* **Exercise task**:
All of the records below must be output exactly, with no pictures carried over.

........

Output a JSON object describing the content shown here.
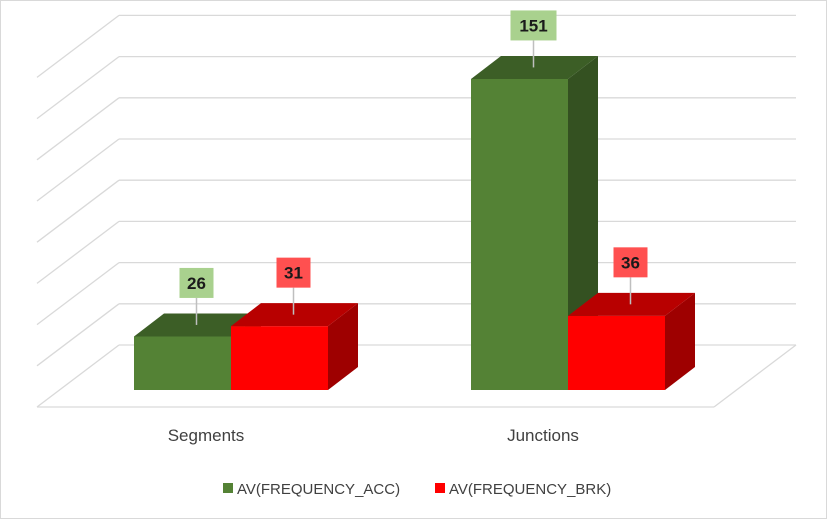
{
  "chart_data": {
    "type": "bar",
    "style": "3d-clustered-column",
    "categories": [
      "Segments",
      "Junctions"
    ],
    "series": [
      {
        "name": "AV(FREQUENCY_ACC)",
        "values": [
          26,
          151
        ],
        "color": "#548235",
        "label_bg": "#a9d18e"
      },
      {
        "name": "AV(FREQUENCY_BRK)",
        "values": [
          31,
          36
        ],
        "color": "#ff0000",
        "label_bg": "#ff5050"
      }
    ],
    "title": "",
    "xlabel": "",
    "ylabel": "",
    "ylim": [
      0,
      160
    ],
    "grid": true,
    "legend": "bottom"
  }
}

........

* **Finished exercise**:
Output a JSON object describing the content shown here.
{
  "chart_data": {
    "type": "bar",
    "style": "3d-clustered-column",
    "categories": [
      "Segments",
      "Junctions"
    ],
    "series": [
      {
        "name": "AV(FREQUENCY_ACC)",
        "values": [
          26,
          151
        ],
        "color": "#548235",
        "label_bg": "#a9d18e"
      },
      {
        "name": "AV(FREQUENCY_BRK)",
        "values": [
          31,
          36
        ],
        "color": "#ff0000",
        "label_bg": "#ff5050"
      }
    ],
    "title": "",
    "xlabel": "",
    "ylabel": "",
    "ylim": [
      0,
      160
    ],
    "grid": true,
    "legend": "bottom"
  }
}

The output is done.